YOUR GOAL
Reproduce every line of the entries below verbatim, with no changes.

-- Begin DATA SECTION --

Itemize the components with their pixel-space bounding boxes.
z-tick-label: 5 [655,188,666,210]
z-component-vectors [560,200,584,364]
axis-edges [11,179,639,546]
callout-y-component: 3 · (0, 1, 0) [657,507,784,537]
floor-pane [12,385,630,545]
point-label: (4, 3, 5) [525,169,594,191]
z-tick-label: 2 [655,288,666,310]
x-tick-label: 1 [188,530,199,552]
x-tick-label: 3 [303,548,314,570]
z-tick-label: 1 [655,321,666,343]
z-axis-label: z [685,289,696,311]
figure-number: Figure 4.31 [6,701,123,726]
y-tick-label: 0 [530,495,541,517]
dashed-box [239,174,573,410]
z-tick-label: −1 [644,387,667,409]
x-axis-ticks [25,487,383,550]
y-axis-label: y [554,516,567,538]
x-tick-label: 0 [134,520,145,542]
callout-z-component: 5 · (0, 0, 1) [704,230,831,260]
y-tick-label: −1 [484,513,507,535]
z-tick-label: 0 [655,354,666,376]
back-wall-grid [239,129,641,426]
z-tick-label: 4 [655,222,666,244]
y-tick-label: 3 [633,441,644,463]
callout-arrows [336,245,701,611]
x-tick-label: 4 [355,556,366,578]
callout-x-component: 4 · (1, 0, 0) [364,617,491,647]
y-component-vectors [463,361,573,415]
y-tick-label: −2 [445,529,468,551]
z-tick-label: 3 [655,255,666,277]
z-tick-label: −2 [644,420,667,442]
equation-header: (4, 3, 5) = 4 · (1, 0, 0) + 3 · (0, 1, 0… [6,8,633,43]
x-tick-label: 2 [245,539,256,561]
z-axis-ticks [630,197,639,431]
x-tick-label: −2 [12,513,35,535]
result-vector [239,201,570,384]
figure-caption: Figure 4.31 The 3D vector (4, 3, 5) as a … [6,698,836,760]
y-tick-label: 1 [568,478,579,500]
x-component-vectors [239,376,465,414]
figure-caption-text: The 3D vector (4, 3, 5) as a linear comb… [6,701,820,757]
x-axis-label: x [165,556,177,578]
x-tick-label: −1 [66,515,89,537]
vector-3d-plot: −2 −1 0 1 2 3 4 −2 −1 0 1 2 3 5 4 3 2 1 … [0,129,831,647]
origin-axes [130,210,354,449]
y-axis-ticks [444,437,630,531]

-- End DATA SECTION --

REPLY
Itemize the components with their pixel-space bounding boxes.
z-tick-label: 5 [655,188,666,210]
z-component-vectors [560,200,584,364]
axis-edges [11,179,639,546]
callout-y-component: 3 · (0, 1, 0) [657,507,784,537]
floor-pane [12,385,630,545]
point-label: (4, 3, 5) [525,169,594,191]
z-tick-label: 2 [655,288,666,310]
x-tick-label: 1 [188,530,199,552]
x-tick-label: 3 [303,548,314,570]
z-tick-label: 1 [655,321,666,343]
z-axis-label: z [685,289,696,311]
figure-number: Figure 4.31 [6,701,123,726]
y-tick-label: 0 [530,495,541,517]
dashed-box [239,174,573,410]
z-tick-label: −1 [644,387,667,409]
x-axis-ticks [25,487,383,550]
y-axis-label: y [554,516,567,538]
x-tick-label: 0 [134,520,145,542]
callout-z-component: 5 · (0, 0, 1) [704,230,831,260]
y-tick-label: −1 [484,513,507,535]
z-tick-label: 0 [655,354,666,376]
back-wall-grid [239,129,641,426]
z-tick-label: 4 [655,222,666,244]
y-tick-label: 3 [633,441,644,463]
callout-arrows [336,245,701,611]
x-tick-label: 4 [355,556,366,578]
callout-x-component: 4 · (1, 0, 0) [364,617,491,647]
y-component-vectors [463,361,573,415]
y-tick-label: −2 [445,529,468,551]
z-tick-label: 3 [655,255,666,277]
z-tick-label: −2 [644,420,667,442]
equation-header: (4, 3, 5) = 4 · (1, 0, 0) + 3 · (0, 1, 0… [6,8,633,43]
x-tick-label: 2 [245,539,256,561]
z-axis-ticks [630,197,639,431]
x-tick-label: −2 [12,513,35,535]
result-vector [239,201,570,384]
figure-caption: Figure 4.31 The 3D vector (4, 3, 5) as a … [6,698,836,760]
y-tick-label: 1 [568,478,579,500]
x-component-vectors [239,376,465,414]
figure-caption-text: The 3D vector (4, 3, 5) as a linear comb… [6,701,820,757]
x-axis-label: x [165,556,177,578]
x-tick-label: −1 [66,515,89,537]
vector-3d-plot: −2 −1 0 1 2 3 4 −2 −1 0 1 2 3 5 4 3 2 1 … [0,129,831,647]
origin-axes [130,210,354,449]
y-axis-ticks [444,437,630,531]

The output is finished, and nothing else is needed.